_WORK TO BE COMPLETED_
Where the string "Click" occurs in the material below, report the whole line.

━━━━━━

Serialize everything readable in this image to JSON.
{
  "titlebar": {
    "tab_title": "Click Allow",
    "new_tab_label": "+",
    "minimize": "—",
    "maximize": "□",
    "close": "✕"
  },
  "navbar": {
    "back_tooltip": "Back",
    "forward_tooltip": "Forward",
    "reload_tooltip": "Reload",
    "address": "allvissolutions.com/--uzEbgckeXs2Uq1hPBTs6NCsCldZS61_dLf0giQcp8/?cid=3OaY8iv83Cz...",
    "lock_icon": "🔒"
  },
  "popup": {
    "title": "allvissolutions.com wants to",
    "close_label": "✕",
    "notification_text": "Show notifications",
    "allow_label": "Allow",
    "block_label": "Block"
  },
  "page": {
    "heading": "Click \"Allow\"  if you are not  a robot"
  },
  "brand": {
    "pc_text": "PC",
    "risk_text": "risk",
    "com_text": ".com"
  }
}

━━━━━━

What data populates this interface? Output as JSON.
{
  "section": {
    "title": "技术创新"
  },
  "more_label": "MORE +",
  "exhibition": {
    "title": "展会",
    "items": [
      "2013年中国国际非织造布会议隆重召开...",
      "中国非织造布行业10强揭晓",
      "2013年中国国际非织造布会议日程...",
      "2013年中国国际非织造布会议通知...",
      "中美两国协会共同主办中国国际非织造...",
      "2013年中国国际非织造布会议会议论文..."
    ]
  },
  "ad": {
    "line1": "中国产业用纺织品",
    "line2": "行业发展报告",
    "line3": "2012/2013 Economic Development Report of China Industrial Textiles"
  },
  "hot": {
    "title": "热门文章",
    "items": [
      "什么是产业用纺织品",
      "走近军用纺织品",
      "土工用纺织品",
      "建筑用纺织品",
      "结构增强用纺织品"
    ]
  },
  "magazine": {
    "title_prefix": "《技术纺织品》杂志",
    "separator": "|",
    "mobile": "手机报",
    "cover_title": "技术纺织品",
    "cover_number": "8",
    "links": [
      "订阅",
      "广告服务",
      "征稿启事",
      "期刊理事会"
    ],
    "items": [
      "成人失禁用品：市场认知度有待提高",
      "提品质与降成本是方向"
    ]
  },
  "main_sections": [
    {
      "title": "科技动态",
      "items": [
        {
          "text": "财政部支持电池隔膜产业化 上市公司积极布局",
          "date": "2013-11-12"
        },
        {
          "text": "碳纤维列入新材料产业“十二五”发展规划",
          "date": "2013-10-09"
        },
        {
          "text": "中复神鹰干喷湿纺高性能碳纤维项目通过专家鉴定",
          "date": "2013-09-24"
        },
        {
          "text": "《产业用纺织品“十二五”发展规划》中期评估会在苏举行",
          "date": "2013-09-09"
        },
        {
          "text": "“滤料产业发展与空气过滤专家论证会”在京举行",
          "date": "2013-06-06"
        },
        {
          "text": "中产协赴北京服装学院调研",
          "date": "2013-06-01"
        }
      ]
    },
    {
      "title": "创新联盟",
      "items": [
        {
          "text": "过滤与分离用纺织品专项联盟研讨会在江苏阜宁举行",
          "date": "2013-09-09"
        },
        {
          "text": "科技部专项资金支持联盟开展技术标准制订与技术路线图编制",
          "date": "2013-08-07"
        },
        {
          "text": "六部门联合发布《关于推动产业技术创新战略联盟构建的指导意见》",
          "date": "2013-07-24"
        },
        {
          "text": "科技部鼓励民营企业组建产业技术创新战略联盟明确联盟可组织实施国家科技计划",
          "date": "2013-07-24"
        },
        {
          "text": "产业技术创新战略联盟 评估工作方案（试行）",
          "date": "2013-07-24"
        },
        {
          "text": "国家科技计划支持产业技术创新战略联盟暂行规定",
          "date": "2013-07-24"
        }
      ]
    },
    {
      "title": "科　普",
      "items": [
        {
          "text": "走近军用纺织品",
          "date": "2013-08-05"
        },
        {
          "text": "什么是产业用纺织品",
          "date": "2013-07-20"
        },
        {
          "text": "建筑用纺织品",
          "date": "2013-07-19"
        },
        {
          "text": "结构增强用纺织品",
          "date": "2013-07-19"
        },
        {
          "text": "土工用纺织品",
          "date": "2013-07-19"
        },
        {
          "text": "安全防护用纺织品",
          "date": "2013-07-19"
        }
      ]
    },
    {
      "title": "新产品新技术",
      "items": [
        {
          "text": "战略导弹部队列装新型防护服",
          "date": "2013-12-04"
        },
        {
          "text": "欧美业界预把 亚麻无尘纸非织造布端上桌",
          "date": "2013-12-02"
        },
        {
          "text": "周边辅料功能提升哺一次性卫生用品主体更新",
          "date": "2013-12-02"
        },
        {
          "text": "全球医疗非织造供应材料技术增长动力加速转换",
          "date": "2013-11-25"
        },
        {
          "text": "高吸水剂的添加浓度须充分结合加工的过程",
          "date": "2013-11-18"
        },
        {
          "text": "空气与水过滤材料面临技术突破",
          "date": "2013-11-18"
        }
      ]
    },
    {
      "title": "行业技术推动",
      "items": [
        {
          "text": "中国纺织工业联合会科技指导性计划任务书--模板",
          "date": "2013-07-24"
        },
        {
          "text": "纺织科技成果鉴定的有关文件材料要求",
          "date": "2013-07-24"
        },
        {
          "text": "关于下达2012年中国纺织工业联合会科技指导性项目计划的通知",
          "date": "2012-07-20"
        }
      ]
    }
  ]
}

━━━━━━

_SOLUTION TO THIS PROBLEM_
    "tab_title": "Click Allow",
    "heading": "Click \"Allow\"  if you are not  a robot"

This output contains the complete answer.